WHAT IS REQUIRED:
State how many lines contain "Thread", and write nothing except that count.

* Start *

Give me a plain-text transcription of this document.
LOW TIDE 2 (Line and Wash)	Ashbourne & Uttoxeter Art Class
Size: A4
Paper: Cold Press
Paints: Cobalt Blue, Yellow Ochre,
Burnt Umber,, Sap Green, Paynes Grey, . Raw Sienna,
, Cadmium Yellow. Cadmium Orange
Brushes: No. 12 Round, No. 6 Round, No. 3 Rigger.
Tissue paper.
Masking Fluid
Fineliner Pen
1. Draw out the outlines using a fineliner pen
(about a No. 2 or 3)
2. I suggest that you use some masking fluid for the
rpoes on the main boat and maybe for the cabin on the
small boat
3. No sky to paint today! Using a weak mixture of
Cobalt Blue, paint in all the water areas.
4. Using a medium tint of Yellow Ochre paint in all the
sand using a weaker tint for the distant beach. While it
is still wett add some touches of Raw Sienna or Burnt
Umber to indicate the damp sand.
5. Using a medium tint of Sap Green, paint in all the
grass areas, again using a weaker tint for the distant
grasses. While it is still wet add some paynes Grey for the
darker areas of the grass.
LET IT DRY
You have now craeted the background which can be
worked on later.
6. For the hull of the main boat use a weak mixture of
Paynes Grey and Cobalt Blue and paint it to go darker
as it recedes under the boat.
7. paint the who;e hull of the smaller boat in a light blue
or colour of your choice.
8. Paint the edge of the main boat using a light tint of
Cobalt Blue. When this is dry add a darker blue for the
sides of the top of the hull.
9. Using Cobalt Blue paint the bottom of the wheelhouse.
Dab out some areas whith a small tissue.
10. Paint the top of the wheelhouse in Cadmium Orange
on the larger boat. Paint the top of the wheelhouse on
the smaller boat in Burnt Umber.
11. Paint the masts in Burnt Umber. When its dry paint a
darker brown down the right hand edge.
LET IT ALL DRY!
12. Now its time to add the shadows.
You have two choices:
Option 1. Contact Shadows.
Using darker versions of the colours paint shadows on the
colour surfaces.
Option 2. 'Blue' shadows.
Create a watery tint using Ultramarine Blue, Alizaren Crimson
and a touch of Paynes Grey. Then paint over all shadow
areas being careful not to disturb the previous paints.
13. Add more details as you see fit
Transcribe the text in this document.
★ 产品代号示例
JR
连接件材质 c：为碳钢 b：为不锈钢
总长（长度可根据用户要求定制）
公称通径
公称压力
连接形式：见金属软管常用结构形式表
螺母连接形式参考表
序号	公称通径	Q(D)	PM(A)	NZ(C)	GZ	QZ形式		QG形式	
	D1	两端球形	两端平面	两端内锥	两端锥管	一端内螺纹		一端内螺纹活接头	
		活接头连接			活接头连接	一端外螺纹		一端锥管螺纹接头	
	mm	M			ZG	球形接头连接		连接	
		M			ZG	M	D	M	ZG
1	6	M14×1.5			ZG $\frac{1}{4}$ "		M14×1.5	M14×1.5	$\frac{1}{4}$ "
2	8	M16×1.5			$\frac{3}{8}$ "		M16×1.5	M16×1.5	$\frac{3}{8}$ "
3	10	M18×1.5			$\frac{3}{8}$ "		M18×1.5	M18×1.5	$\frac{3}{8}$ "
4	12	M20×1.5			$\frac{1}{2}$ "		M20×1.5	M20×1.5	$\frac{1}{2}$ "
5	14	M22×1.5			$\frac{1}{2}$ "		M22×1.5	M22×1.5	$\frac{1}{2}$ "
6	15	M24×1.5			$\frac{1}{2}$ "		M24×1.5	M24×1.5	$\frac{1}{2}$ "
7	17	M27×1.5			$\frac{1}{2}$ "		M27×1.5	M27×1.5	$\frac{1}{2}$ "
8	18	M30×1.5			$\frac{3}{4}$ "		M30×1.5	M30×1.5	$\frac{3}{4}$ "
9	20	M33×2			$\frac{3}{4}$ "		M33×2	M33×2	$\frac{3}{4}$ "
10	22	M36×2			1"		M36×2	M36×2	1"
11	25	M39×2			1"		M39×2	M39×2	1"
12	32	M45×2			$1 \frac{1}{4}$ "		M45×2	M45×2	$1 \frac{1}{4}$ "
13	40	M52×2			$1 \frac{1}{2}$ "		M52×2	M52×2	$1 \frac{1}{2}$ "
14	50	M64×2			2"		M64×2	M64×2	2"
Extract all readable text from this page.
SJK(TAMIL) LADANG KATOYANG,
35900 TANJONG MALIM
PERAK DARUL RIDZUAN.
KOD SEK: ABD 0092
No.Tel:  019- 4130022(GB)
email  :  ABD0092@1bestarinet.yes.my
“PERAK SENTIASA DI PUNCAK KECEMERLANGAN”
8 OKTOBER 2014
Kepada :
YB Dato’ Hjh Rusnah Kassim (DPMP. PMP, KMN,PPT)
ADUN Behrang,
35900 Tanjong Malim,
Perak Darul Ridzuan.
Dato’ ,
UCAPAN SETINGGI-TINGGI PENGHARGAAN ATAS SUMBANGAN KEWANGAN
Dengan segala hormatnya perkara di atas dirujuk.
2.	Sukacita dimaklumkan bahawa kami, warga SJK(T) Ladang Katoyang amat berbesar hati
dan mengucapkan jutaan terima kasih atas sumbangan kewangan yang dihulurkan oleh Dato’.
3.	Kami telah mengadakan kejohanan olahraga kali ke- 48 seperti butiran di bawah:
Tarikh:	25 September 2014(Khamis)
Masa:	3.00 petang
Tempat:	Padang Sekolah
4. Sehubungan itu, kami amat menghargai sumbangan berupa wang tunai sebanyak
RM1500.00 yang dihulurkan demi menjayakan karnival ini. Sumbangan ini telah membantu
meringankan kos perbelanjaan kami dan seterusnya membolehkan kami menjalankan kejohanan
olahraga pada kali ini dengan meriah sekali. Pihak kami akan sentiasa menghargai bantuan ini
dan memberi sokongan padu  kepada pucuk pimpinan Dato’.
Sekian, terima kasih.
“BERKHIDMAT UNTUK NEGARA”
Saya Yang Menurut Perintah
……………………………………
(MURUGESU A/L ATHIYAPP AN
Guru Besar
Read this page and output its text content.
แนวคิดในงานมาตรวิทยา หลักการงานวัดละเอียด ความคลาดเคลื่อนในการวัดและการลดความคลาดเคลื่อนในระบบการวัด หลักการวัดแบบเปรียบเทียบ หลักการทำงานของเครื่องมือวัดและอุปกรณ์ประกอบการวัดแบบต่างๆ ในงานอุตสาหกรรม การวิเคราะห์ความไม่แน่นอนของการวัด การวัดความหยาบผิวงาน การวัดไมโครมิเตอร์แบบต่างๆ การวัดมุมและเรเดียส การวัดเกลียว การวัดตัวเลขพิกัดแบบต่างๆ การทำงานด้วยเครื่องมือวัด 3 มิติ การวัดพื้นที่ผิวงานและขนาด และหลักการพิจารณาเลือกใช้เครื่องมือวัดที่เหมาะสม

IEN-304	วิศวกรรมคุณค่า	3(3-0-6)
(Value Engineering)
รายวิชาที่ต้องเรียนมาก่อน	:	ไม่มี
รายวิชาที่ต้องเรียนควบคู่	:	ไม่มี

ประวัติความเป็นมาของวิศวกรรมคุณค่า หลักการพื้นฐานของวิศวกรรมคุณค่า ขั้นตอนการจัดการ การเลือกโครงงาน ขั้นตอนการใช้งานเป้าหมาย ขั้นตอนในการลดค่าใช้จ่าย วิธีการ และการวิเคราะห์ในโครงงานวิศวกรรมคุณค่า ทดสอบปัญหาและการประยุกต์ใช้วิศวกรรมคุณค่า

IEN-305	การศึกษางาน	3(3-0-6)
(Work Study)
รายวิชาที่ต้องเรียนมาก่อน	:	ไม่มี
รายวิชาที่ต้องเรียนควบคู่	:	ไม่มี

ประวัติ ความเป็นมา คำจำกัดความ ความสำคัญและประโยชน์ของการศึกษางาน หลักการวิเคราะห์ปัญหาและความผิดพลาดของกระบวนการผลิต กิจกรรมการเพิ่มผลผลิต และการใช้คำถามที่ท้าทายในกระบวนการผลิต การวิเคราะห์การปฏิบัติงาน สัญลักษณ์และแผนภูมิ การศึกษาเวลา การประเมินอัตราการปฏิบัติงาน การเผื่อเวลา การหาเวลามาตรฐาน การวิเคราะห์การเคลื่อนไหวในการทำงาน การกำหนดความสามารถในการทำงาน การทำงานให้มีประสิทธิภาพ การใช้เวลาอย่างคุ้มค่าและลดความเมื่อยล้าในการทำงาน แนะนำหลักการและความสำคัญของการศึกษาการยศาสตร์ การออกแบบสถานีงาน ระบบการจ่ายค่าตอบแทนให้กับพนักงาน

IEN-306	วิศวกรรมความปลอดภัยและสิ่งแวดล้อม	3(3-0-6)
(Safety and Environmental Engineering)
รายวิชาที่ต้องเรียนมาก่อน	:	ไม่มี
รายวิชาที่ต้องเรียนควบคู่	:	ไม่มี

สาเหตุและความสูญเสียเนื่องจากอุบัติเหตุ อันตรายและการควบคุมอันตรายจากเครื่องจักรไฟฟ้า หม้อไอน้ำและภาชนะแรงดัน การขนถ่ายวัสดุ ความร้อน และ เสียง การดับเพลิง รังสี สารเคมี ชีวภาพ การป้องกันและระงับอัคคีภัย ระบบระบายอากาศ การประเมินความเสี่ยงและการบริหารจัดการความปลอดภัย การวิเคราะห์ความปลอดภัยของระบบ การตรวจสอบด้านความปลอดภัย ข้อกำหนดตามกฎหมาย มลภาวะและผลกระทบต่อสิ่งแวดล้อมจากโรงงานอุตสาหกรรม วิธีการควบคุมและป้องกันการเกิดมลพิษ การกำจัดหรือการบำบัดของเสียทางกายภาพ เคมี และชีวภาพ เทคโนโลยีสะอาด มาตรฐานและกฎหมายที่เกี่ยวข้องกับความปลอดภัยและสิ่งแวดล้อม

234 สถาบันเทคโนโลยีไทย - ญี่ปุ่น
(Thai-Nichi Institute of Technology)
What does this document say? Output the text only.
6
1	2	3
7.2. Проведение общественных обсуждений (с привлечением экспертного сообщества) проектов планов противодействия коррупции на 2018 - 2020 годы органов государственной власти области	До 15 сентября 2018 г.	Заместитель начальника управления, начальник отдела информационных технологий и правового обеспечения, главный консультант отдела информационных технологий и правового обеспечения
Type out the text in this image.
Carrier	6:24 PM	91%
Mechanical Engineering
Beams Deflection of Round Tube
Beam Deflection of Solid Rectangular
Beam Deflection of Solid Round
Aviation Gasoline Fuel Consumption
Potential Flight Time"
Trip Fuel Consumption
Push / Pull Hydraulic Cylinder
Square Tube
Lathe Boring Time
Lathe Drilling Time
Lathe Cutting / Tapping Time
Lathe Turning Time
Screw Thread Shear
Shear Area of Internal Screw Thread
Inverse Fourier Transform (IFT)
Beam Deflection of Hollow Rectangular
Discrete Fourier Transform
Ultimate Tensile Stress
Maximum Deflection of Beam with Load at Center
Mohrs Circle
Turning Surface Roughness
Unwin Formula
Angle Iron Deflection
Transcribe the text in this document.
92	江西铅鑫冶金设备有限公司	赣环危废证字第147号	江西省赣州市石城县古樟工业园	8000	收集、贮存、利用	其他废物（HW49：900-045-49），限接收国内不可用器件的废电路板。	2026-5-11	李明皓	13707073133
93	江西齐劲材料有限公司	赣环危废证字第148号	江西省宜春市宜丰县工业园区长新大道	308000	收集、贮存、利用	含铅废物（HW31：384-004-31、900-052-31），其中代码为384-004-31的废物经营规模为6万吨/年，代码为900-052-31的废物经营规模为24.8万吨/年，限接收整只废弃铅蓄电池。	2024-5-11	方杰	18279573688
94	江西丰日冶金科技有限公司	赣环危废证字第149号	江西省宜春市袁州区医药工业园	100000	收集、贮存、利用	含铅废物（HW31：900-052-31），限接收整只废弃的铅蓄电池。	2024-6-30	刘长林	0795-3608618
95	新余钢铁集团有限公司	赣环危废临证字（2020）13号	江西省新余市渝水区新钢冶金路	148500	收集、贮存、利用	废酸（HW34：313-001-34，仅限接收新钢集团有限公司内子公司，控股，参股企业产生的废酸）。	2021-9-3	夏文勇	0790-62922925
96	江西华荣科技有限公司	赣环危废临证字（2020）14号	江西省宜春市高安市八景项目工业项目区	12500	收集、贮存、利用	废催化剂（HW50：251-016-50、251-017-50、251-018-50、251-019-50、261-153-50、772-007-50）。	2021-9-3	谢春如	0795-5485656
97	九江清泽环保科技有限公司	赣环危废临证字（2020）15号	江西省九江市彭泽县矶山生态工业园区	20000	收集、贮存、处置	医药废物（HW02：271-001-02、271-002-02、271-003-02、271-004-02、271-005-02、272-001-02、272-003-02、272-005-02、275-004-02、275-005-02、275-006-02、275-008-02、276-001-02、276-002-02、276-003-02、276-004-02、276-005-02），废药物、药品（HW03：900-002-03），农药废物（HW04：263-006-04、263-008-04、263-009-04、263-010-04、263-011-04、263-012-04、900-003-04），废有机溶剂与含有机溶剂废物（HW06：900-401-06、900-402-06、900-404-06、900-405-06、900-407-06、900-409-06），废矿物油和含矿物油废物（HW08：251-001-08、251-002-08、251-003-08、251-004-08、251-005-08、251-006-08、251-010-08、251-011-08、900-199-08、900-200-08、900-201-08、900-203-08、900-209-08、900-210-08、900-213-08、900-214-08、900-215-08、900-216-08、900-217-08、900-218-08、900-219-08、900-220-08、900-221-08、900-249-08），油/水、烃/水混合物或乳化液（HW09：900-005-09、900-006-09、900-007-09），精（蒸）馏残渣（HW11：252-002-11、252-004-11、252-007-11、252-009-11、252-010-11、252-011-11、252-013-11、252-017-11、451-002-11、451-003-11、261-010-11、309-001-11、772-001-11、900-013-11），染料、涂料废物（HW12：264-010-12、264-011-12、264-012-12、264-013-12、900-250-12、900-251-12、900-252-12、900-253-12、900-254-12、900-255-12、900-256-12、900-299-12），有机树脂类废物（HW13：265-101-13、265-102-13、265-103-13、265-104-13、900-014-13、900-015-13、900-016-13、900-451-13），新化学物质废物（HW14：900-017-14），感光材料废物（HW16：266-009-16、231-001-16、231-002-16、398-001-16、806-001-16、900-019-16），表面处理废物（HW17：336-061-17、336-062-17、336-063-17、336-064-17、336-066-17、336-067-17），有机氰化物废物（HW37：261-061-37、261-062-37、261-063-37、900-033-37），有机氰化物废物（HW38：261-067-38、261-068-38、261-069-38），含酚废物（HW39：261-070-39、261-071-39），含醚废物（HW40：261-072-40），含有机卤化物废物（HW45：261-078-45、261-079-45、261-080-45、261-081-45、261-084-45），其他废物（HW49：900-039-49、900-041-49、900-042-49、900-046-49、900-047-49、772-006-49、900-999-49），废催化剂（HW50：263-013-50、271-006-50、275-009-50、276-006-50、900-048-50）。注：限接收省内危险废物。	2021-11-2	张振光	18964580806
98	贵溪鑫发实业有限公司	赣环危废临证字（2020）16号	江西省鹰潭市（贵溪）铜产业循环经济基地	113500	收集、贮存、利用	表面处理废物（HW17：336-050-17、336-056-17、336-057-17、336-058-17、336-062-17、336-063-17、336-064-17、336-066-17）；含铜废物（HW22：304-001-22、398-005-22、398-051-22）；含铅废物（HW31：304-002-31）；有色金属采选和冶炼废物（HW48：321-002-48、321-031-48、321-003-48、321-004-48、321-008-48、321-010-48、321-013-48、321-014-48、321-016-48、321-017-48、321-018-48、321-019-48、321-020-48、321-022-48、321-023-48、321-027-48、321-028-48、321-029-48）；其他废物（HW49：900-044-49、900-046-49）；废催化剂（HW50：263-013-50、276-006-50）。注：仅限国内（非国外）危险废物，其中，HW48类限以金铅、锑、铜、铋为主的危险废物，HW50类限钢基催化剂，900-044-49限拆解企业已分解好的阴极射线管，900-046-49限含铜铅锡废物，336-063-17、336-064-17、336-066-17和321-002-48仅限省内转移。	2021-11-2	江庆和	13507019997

* End *

COMPLETED EXERCISE:
2